_Exercise description_. Return every line below in which "income" appears.

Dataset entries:
---

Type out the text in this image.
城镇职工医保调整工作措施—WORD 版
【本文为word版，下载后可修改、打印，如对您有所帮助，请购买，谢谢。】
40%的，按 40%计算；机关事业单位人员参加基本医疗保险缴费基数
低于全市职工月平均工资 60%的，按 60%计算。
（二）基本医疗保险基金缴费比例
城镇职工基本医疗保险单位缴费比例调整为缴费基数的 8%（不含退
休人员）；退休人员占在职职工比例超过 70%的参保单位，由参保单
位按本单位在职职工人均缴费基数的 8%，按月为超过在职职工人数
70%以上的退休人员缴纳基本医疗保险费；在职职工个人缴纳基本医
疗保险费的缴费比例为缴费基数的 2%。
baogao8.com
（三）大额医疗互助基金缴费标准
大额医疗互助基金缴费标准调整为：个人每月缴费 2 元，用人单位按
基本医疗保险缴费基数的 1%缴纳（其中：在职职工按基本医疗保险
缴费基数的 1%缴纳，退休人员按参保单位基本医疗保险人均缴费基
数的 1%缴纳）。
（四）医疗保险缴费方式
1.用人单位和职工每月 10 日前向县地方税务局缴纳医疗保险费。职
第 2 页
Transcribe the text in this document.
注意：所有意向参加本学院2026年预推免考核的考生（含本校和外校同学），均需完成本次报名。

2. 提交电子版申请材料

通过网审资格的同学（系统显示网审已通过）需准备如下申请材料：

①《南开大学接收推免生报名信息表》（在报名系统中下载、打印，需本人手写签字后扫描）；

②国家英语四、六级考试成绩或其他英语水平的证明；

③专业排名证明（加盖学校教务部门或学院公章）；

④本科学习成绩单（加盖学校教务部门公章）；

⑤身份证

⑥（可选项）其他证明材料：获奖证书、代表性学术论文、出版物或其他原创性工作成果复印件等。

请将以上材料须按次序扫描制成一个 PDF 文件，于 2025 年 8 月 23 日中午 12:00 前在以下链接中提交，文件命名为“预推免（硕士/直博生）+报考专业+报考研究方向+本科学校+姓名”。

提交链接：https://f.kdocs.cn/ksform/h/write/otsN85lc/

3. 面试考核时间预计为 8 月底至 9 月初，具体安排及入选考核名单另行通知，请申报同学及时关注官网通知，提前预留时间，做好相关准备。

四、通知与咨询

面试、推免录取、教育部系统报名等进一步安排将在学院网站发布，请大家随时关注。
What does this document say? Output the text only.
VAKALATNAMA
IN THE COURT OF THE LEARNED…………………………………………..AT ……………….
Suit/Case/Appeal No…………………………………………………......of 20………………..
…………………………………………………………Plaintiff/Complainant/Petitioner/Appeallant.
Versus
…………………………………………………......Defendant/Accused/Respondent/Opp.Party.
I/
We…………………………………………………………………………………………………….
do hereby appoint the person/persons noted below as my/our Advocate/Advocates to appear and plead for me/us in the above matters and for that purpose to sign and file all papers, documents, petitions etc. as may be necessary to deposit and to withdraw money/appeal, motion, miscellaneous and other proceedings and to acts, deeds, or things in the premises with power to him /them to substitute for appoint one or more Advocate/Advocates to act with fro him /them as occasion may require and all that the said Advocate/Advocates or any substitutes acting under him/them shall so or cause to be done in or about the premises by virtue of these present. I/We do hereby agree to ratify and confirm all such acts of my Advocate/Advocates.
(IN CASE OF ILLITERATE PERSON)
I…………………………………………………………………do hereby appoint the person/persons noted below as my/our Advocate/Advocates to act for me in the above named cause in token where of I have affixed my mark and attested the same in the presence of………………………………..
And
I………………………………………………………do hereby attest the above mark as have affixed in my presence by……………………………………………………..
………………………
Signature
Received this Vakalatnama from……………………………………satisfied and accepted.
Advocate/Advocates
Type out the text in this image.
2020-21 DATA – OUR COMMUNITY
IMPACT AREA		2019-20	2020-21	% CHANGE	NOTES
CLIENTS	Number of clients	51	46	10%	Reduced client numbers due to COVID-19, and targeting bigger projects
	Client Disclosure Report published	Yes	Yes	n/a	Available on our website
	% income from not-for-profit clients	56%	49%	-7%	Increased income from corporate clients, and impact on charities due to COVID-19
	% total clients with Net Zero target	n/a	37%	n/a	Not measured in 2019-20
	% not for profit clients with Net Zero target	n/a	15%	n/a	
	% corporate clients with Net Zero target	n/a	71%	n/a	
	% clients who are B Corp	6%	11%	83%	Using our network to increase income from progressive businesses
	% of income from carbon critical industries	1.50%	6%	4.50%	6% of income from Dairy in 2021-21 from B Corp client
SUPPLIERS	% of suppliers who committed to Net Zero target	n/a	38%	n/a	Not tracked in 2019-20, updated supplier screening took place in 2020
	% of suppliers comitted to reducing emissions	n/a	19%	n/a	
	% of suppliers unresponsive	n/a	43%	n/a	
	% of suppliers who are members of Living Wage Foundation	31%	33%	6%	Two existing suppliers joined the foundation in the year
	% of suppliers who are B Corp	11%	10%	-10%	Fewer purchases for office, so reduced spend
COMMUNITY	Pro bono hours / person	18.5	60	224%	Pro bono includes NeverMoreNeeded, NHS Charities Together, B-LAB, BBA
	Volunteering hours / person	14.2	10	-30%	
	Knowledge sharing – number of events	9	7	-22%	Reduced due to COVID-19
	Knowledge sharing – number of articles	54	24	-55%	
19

---

_Response to this exercise_.
	% income from not-for-profit clients	56%	49%	-7%	Increased income from corporate clients, and impact on charities due to COVID-19
	% clients who are B Corp	6%	11%	83%	Using our network to increase income from progressive businesses
	% of income from carbon critical industries	1.50%	6%	4.50%	6% of income from Dairy in 2021-21 from B Corp client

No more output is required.